▶ DATA FOR THE TASK

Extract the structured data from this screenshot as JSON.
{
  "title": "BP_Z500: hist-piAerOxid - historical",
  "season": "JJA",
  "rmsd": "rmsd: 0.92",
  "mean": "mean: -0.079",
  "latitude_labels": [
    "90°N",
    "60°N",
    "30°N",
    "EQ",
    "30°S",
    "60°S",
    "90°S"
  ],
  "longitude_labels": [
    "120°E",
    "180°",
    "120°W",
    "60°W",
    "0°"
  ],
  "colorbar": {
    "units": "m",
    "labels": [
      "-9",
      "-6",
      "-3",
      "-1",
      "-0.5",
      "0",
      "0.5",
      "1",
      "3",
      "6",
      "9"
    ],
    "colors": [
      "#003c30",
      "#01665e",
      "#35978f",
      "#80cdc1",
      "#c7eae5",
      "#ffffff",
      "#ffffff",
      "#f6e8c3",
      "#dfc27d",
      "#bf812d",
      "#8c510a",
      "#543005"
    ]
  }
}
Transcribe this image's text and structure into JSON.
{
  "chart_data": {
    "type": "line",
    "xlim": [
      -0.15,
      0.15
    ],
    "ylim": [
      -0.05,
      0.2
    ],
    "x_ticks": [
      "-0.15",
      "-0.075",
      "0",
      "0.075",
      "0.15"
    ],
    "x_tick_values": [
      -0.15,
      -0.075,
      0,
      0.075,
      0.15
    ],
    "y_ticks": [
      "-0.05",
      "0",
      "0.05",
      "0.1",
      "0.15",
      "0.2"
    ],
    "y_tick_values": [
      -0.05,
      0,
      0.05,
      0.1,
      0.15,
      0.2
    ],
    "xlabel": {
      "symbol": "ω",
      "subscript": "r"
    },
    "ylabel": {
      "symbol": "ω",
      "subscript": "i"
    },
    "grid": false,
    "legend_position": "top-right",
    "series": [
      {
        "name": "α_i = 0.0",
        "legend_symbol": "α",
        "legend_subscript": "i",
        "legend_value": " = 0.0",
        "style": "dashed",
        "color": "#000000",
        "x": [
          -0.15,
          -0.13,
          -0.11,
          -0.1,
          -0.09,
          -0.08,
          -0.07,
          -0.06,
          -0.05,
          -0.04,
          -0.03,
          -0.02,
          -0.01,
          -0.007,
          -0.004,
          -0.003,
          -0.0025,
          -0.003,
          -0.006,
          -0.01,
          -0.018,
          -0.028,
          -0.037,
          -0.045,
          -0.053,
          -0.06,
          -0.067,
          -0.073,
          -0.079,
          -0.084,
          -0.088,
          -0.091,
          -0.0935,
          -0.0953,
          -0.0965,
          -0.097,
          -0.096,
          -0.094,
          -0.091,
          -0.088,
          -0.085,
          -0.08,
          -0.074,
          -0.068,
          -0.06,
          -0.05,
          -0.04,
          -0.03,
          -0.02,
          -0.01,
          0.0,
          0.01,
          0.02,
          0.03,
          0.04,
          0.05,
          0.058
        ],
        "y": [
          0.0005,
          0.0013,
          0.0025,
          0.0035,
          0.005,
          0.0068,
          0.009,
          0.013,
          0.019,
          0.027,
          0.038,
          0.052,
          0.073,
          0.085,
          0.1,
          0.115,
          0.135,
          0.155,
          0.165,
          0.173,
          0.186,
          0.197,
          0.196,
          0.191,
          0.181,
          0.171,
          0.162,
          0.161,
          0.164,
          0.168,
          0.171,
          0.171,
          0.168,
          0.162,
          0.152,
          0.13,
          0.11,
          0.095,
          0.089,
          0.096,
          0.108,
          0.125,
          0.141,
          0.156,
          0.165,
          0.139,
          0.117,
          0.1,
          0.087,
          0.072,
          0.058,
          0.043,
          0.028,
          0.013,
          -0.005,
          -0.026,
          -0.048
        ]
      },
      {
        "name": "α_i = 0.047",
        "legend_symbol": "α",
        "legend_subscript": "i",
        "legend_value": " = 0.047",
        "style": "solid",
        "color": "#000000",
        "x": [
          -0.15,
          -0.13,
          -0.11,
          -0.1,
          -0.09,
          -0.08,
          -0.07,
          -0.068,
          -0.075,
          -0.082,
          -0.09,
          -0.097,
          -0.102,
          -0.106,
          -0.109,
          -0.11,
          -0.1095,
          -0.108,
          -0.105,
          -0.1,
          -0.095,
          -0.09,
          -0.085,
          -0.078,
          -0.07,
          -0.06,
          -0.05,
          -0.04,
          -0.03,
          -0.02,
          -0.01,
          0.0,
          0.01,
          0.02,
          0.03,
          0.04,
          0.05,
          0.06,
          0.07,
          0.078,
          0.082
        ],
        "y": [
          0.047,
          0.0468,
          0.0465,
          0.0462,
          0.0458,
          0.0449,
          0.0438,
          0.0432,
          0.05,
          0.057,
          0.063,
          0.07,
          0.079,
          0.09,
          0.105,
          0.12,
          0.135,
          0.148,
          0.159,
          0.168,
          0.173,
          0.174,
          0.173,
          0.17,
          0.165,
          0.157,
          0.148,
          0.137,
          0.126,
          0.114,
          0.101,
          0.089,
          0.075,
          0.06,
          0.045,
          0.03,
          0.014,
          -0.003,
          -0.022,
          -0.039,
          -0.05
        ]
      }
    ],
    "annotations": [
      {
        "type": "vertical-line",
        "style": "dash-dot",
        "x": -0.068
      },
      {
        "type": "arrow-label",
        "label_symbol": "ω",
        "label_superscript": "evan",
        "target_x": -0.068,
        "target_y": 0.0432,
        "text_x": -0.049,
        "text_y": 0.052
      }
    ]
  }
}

▶ AIM OF THE EXERCISE
In the data above, count the lines where the word "type" appears; reply with the number only.

▶ TASK SOLUTION
3